* Challenge
Look through the material and copy each line holding "Rolls".

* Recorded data
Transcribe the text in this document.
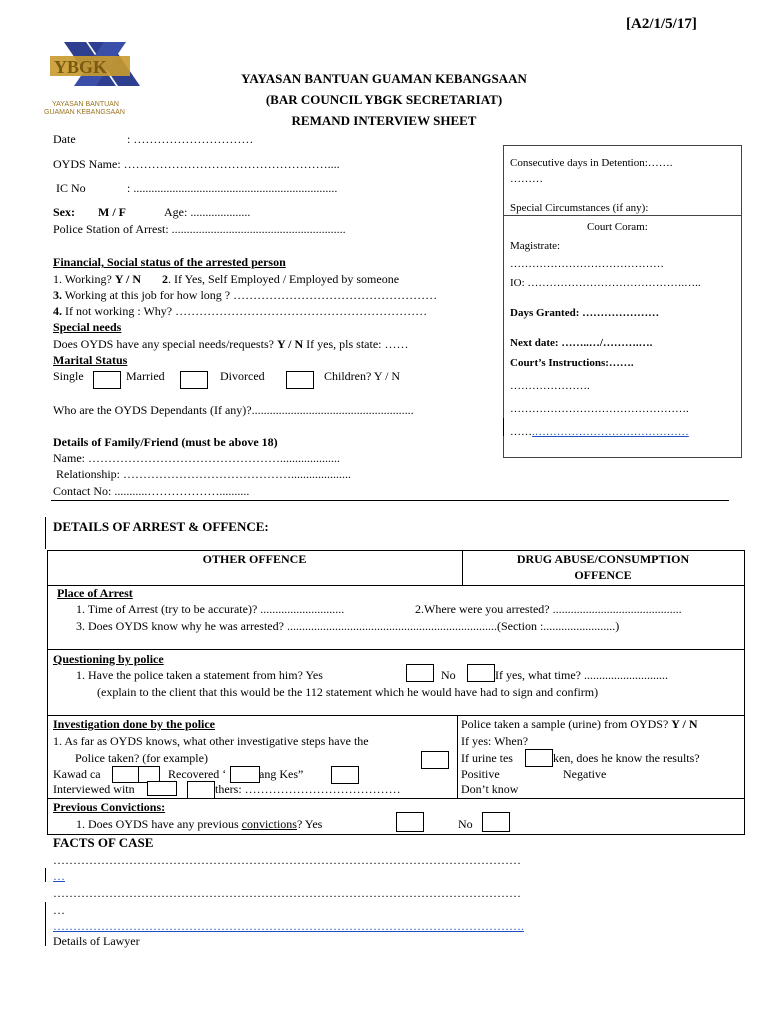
[A2/1/5/17]
YBGK
YAYASAN BANTUAN
GUAMAN KEBANGSAAN
YAYASAN BANTUAN GUAMAN KEBANGSAAN
(BAR COUNCIL YBGK SECRETARIAT)
REMAND INTERVIEW SHEET
Date	: …………………………
OYDS Name: ……………………………………………....
IC No	: ....................................................................
Sex: M / F	Age: ....................
Police Station of Arrest: ..........................................................
Financial, Social status of the arrested person
1. Working? Y / N 2. If Yes, Self Employed / Employed by someone
3. Working at this job for how long ? ……………………………………………
4. If not working : Why? ………………………………………………………
Special needs
Does OYDS have any special needs/requests? Y / N If yes, pls state: ……
Marital Status
Single	Married	Divorced	Children? Y / N
Who are the OYDS Dependants (If any)?......................................................
Details of Family/Friend (must be above 18)
Name: …………………………………………....................
Relationship: ……………………………………....................
Contact No: ...........………………..........
Consecutive days in Detention:…….
………
Special Circumstances (if any):
Court Coram:
Magistrate:
……………………………………
IO: …………………………………….…..
Days Granted: …………………
Next date: ……..…/……….….
Court’s Instructions:…….
………………….
………………………………………….
…….……………………………………
DETAILS OF ARREST & OFFENCE:
OTHER OFFENCE	DRUG ABUSE/CONSUMPTION
OFFENCE
Place of Arrest
1. Time of Arrest (try to be accurate)? ............................	2.Where were you arrested? ...........................................
3. Does OYDS know why he was arrested? ......................................................................(Section :........................)
Questioning by police
1. Have the police taken a statement from him? Yes	No	If yes, what time? ............................
(explain to the client that this would be the 112 statement which he would have had to sign and confirm)
Investigation done by the police
1. As far as OYDS knows, what other investigative steps have the
Police taken? (for example)
Kawad ca	Recovered ‘	ang Kes”
Interviewed witn	thers: …………………………………
Police taken a sample (urine) from OYDS? Y / N
If yes: When?
If urine tes	ken, does he know the results?
Positive	Negative
Don’t know
Previous Convictions:
1. Does OYDS have any previous convictions? Yes	No
FACTS OF CASE
………………………………………………………………………………………………………
…
………………………………………………………………………………………………………
…
……………………………………………………………………………………………………….
Details of Lawyer
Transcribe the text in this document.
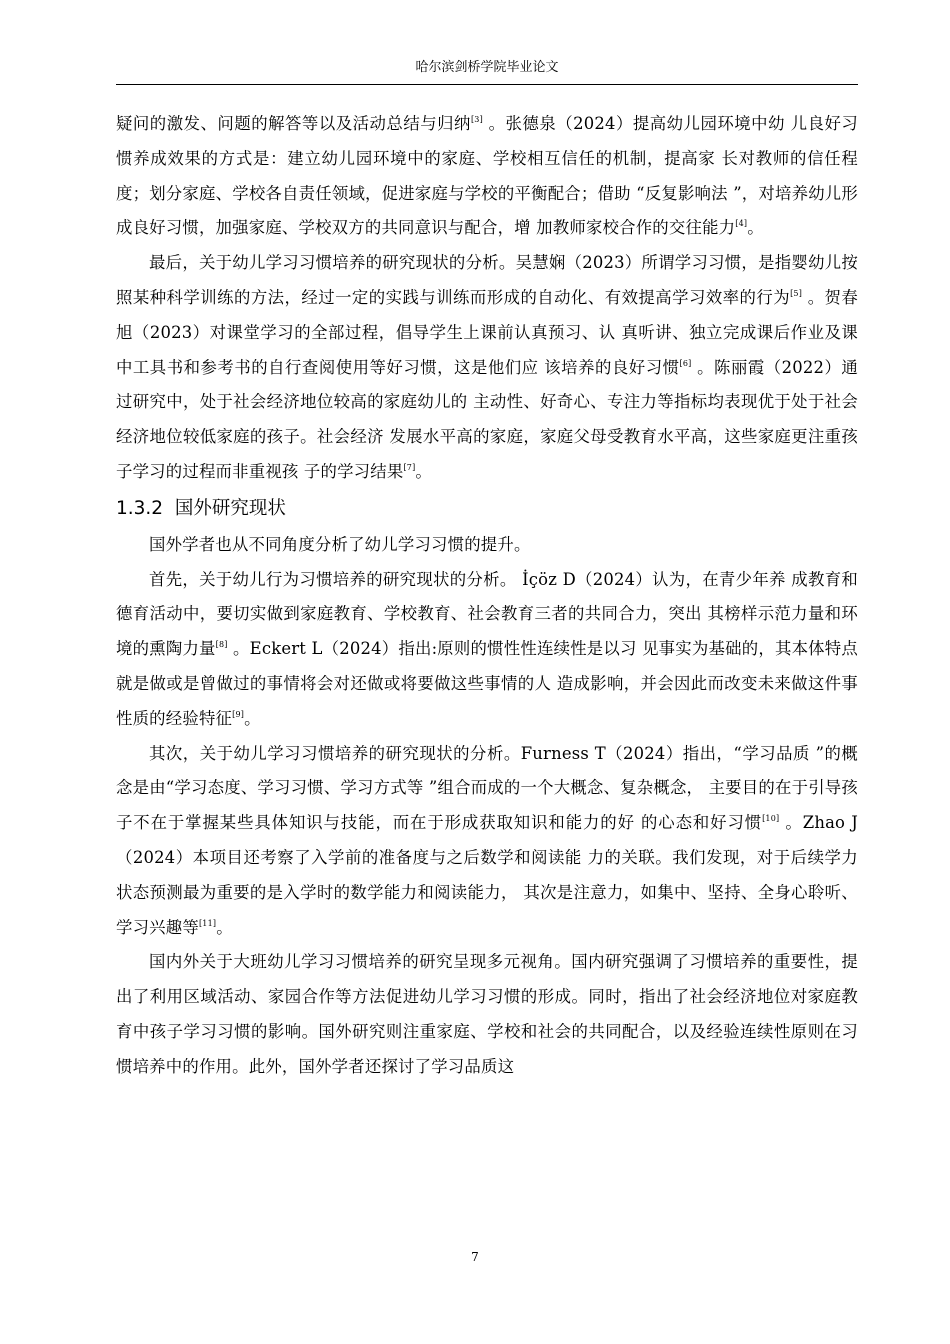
哈尔滨剑桥学院毕业论文

疑问的激发、问题的解答等以及活动总结与归纳[3] 。张德泉（2024）提高幼儿园环境中幼 儿良好习惯养成效果的方式是：建立幼儿园环境中的家庭、学校相互信任的机制，提高家 长对教师的信任程度；划分家庭、学校各自责任领域，促进家庭与学校的平衡配合；借助 “反复影响法 ”，对培养幼儿形成良好习惯，加强家庭、学校双方的共同意识与配合，增 加教师家校合作的交往能力[4]。

最后，关于幼儿学习习惯培养的研究现状的分析。吴慧娴（2023）所谓学习习惯，是指婴幼儿按照某种科学训练的方法，经过一定的实践与训练而形成的自动化、有效提高学习效率的行为[5] 。贺春旭（2023）对课堂学习的全部过程，倡导学生上课前认真预习、认 真听讲、独立完成课后作业及课中工具书和参考书的自行查阅使用等好习惯，这是他们应 该培养的良好习惯[6] 。陈丽霞（2022）通过研究中，处于社会经济地位较高的家庭幼儿的 主动性、好奇心、专注力等指标均表现优于处于社会经济地位较低家庭的孩子。社会经济 发展水平高的家庭，家庭父母受教育水平高，这些家庭更注重孩子学习的过程而非重视孩 子的学习结果[7]。

1.3.2 国外研究现状

国外学者也从不同角度分析了幼儿学习习惯的提升。

首先，关于幼儿行为习惯培养的研究现状的分析。 İçöz D（2024）认为，在青少年养 成教育和德育活动中，要切实做到家庭教育、学校教育、社会教育三者的共同合力，突出 其榜样示范力量和环境的熏陶力量[8] 。Eckert L（2024）指出:原则的惯性性连续性是以习 见事实为基础的，其本体特点就是做或是曾做过的事情将会对还做或将要做这些事情的人 造成影响，并会因此而改变未来做这件事性质的经验特征[9]。

其次，关于幼儿学习习惯培养的研究现状的分析。Furness T（2024）指出，“学习品质 ”的概念是由“学习态度、学习习惯、学习方式等 ”组合而成的一个大概念、复杂概念， 主要目的在于引导孩子不在于掌握某些具体知识与技能，而在于形成获取知识和能力的好 的心态和好习惯[10] 。Zhao J（2024）本项目还考察了入学前的准备度与之后数学和阅读能 力的关联。我们发现，对于后续学力状态预测最为重要的是入学时的数学能力和阅读能力， 其次是注意力，如集中、坚持、全身心聆听、学习兴趣等[11]。

国内外关于大班幼儿学习习惯培养的研究呈现多元视角。国内研究强调了习惯培养的重要性，提出了利用区域活动、家园合作等方法促进幼儿学习习惯的形成。同时，指出了社会经济地位对家庭教育中孩子学习习惯的影响。国外研究则注重家庭、学校和社会的共同配合，以及经验连续性原则在习惯培养中的作用。此外，国外学者还探讨了学习品质这

7
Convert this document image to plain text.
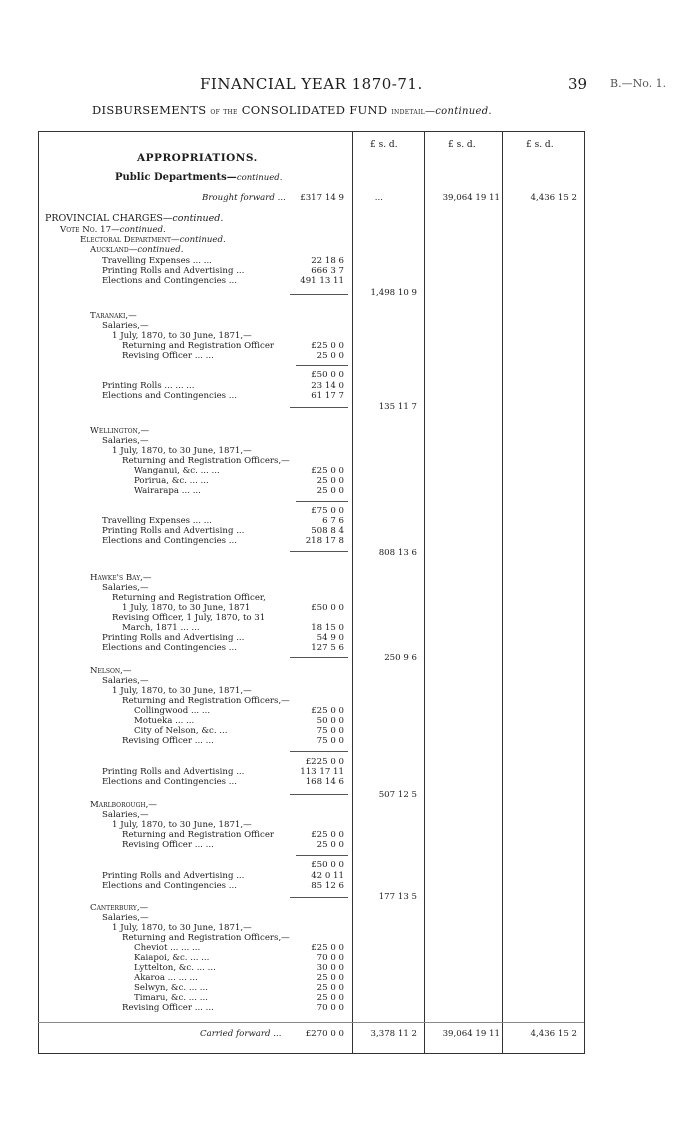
FINANCIAL YEAR 1870-71.	39 B.—No. 1.
DISBURSEMENTS of the CONSOLIDATED FUND indetail—continued.
£ s. d.	£ s. d.	£ s. d.
APPROPRIATIONS.
Public Departments—continued.
Brought forward ... £317 14 9	...	39,064 19 11	4,436 15 2
PROVINCIAL CHARGES—continued.
Vote No. 17—continued.
Electoral Department—continued.
Auckland—continued.
Travelling Expenses ... ...	22 18 6
Printing Rolls and Advertising ...	666 3 7
Elections and Contingencies ...	491 13 11
1,498 10 9
Taranaki,—
Salaries,—
1 July, 1870, to 30 June, 1871,—
Returning and Registration Officer	£25 0 0
Revising Officer ... ...	25 0 0
£50 0 0
Printing Rolls ... ... ...	23 14 0
Elections and Contingencies ...	61 17 7
135 11 7
Wellington,—
Salaries,—
1 July, 1870, to 30 June, 1871,—
Returning and Registration Officers,—
Wanganui, &c. ... ...	£25 0 0
Porirua, &c. ... ...	25 0 0
Wairarapa ... ...	25 0 0
£75 0 0
Travelling Expenses ... ...	6 7 6
Printing Rolls and Advertising ...	508 8 4
Elections and Contingencies ...	218 17 8
808 13 6
Hawke's Bay,—
Salaries,—
Returning and Registration Officer,
1 July, 1870, to 30 June, 1871	£50 0 0
Revising Officer, 1 July, 1870, to 31
March, 1871 ... ...	18 15 0
Printing Rolls and Advertising ...	54 9 0
Elections and Contingencies ...	127 5 6
250 9 6
Nelson,—
Salaries,—
1 July, 1870, to 30 June, 1871,—
Returning and Registration Officers,—
Collingwood ... ...	£25 0 0
Motueka ... ...	50 0 0
City of Nelson, &c. ...	75 0 0
Revising Officer ... ...	75 0 0
£225 0 0
Printing Rolls and Advertising ...	113 17 11
Elections and Contingencies ...	168 14 6
507 12 5
Marlborough,—
Salaries,—
1 July, 1870, to 30 June, 1871,—
Returning and Registration Officer	£25 0 0
Revising Officer ... ...	25 0 0
£50 0 0
Printing Rolls and Advertising ...	42 0 11
Elections and Contingencies ...	85 12 6
177 13 5
Canterbury,—
Salaries,—
1 July, 1870, to 30 June, 1871,—
Returning and Registration Officers,—
Cheviot ... ... ...	£25 0 0
Kaiapoi, &c. ... ...	70 0 0
Lyttelton, &c. ... ...	30 0 0
Akaroa ... ... ...	25 0 0
Selwyn, &c. ... ...	25 0 0
Timaru, &c. ... ...	25 0 0
Revising Officer ... ...	70 0 0
Carried forward ...	£270 0 0	3,378 11 2	39,064 19 11	4,436 15 2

* Correct response
Printing Rolls and Advertising ...	666 3 7
Printing Rolls ... ... ...	23 14 0
Printing Rolls and Advertising ...	508 8 4
Printing Rolls and Advertising ...	54 9 0
Printing Rolls and Advertising ...	113 17 11
Printing Rolls and Advertising ...	42 0 11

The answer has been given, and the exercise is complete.